» **SHORT TASK**:
Under this task are some entries; return every one of them exactly.

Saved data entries
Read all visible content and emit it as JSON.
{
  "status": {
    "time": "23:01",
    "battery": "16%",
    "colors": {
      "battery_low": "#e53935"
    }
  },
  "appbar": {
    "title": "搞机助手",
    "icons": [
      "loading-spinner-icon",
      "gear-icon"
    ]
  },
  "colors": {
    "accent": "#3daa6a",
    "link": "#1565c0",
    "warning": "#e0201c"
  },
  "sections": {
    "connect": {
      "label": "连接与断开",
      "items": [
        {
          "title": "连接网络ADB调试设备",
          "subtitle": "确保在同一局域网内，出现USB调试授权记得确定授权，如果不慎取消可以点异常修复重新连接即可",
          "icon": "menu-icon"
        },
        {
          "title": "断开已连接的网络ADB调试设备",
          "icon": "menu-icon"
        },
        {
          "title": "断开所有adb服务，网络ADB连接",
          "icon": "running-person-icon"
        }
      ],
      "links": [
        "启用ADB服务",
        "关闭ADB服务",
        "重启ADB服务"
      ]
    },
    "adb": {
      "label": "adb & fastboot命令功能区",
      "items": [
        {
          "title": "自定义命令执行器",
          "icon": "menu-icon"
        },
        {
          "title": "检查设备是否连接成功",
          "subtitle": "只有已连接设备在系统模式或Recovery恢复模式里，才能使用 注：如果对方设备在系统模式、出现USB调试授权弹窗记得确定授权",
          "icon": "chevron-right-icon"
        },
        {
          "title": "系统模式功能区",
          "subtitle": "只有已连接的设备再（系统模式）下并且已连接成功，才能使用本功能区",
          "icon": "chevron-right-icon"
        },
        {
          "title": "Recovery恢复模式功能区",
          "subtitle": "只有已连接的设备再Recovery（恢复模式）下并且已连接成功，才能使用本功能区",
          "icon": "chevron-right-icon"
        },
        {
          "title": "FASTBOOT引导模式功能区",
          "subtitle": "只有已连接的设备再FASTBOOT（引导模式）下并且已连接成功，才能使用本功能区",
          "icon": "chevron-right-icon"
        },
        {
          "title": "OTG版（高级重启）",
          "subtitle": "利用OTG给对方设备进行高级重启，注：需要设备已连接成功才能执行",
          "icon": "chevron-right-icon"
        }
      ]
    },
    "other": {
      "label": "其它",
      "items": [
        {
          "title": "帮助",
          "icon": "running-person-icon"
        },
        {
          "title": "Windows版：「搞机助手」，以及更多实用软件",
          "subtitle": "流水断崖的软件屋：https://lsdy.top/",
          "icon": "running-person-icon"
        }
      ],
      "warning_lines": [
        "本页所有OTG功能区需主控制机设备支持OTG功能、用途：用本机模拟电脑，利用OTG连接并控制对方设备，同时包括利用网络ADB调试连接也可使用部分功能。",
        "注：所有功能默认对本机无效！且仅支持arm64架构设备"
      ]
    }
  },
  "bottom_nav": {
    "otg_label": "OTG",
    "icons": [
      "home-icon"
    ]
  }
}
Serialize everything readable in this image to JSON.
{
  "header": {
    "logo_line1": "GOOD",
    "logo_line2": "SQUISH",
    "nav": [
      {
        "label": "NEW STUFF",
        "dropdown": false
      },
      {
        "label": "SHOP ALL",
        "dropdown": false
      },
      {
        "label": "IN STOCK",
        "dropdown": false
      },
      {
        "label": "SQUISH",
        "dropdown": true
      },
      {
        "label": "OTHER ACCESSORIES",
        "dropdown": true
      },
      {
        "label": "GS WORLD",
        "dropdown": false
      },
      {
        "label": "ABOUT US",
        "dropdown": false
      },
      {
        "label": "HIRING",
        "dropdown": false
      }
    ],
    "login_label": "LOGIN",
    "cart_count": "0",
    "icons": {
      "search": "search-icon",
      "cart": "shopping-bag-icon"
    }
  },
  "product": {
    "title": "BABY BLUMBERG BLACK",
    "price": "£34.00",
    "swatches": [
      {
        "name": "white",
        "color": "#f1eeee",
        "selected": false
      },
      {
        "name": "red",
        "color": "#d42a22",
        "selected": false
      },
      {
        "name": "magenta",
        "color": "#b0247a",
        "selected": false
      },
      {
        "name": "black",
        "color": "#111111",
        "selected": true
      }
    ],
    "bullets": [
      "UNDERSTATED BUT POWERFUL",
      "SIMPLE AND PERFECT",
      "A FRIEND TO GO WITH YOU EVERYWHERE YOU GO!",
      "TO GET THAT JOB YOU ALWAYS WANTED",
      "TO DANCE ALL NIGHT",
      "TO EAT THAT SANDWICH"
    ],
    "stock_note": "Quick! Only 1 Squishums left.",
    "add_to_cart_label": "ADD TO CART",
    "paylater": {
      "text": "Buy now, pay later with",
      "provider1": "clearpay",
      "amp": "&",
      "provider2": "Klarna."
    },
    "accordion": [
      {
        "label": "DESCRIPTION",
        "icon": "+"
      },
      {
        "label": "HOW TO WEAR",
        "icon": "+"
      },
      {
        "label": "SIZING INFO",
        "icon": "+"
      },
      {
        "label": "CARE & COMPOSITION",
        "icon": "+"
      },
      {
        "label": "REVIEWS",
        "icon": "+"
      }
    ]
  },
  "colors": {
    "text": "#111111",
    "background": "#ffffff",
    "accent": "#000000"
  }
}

» **WORKED SOLUTION**:
Read all visible content and emit it as JSON.
{
  "status": {
    "time": "23:01",
    "battery": "16%",
    "colors": {
      "battery_low": "#e53935"
    }
  },
  "appbar": {
    "title": "搞机助手",
    "icons": [
      "loading-spinner-icon",
      "gear-icon"
    ]
  },
  "colors": {
    "accent": "#3daa6a",
    "link": "#1565c0",
    "warning": "#e0201c"
  },
  "sections": {
    "connect": {
      "label": "连接与断开",
      "items": [
        {
          "title": "连接网络ADB调试设备",
          "subtitle": "确保在同一局域网内，出现USB调试授权记得确定授权，如果不慎取消可以点异常修复重新连接即可",
          "icon": "menu-icon"
        },
        {
          "title": "断开已连接的网络ADB调试设备",
          "icon": "menu-icon"
        },
        {
          "title": "断开所有adb服务，网络ADB连接",
          "icon": "running-person-icon"
        }
      ],
      "links": [
        "启用ADB服务",
        "关闭ADB服务",
        "重启ADB服务"
      ]
    },
    "adb": {
      "label": "adb & fastboot命令功能区",
      "items": [
        {
          "title": "自定义命令执行器",
          "icon": "menu-icon"
        },
        {
          "title": "检查设备是否连接成功",
          "subtitle": "只有已连接设备在系统模式或Recovery恢复模式里，才能使用 注：如果对方设备在系统模式、出现USB调试授权弹窗记得确定授权",
          "icon": "chevron-right-icon"
        },
        {
          "title": "系统模式功能区",
          "subtitle": "只有已连接的设备再（系统模式）下并且已连接成功，才能使用本功能区",
          "icon": "chevron-right-icon"
        },
        {
          "title": "Recovery恢复模式功能区",
          "subtitle": "只有已连接的设备再Recovery（恢复模式）下并且已连接成功，才能使用本功能区",
          "icon": "chevron-right-icon"
        },
        {
          "title": "FASTBOOT引导模式功能区",
          "subtitle": "只有已连接的设备再FASTBOOT（引导模式）下并且已连接成功，才能使用本功能区",
          "icon": "chevron-right-icon"
        },
        {
          "title": "OTG版（高级重启）",
          "subtitle": "利用OTG给对方设备进行高级重启，注：需要设备已连接成功才能执行",
          "icon": "chevron-right-icon"
        }
      ]
    },
    "other": {
      "label": "其它",
      "items": [
        {
          "title": "帮助",
          "icon": "running-person-icon"
        },
        {
          "title": "Windows版：「搞机助手」，以及更多实用软件",
          "subtitle": "流水断崖的软件屋：https://lsdy.top/",
          "icon": "running-person-icon"
        }
      ],
      "warning_lines": [
        "本页所有OTG功能区需主控制机设备支持OTG功能、用途：用本机模拟电脑，利用OTG连接并控制对方设备，同时包括利用网络ADB调试连接也可使用部分功能。",
        "注：所有功能默认对本机无效！且仅支持arm64架构设备"
      ]
    }
  },
  "bottom_nav": {
    "otg_label": "OTG",
    "icons": [
      "home-icon"
    ]
  }
}
Serialize everything readable in this image to JSON.
{
  "header": {
    "logo_line1": "GOOD",
    "logo_line2": "SQUISH",
    "nav": [
      {
        "label": "NEW STUFF",
        "dropdown": false
      },
      {
        "label": "SHOP ALL",
        "dropdown": false
      },
      {
        "label": "IN STOCK",
        "dropdown": false
      },
      {
        "label": "SQUISH",
        "dropdown": true
      },
      {
        "label": "OTHER ACCESSORIES",
        "dropdown": true
      },
      {
        "label": "GS WORLD",
        "dropdown": false
      },
      {
        "label": "ABOUT US",
        "dropdown": false
      },
      {
        "label": "HIRING",
        "dropdown": false
      }
    ],
    "login_label": "LOGIN",
    "cart_count": "0",
    "icons": {
      "search": "search-icon",
      "cart": "shopping-bag-icon"
    }
  },
  "product": {
    "title": "BABY BLUMBERG BLACK",
    "price": "£34.00",
    "swatches": [
      {
        "name": "white",
        "color": "#f1eeee",
        "selected": false
      },
      {
        "name": "red",
        "color": "#d42a22",
        "selected": false
      },
      {
        "name": "magenta",
        "color": "#b0247a",
        "selected": false
      },
      {
        "name": "black",
        "color": "#111111",
        "selected": true
      }
    ],
    "bullets": [
      "UNDERSTATED BUT POWERFUL",
      "SIMPLE AND PERFECT",
      "A FRIEND TO GO WITH YOU EVERYWHERE YOU GO!",
      "TO GET THAT JOB YOU ALWAYS WANTED",
      "TO DANCE ALL NIGHT",
      "TO EAT THAT SANDWICH"
    ],
    "stock_note": "Quick! Only 1 Squishums left.",
    "add_to_cart_label": "ADD TO CART",
    "paylater": {
      "text": "Buy now, pay later with",
      "provider1": "clearpay",
      "amp": "&",
      "provider2": "Klarna."
    },
    "accordion": [
      {
        "label": "DESCRIPTION",
        "icon": "+"
      },
      {
        "label": "HOW TO WEAR",
        "icon": "+"
      },
      {
        "label": "SIZING INFO",
        "icon": "+"
      },
      {
        "label": "CARE & COMPOSITION",
        "icon": "+"
      },
      {
        "label": "REVIEWS",
        "icon": "+"
      }
    ]
  },
  "colors": {
    "text": "#111111",
    "background": "#ffffff",
    "accent": "#000000"
  }
}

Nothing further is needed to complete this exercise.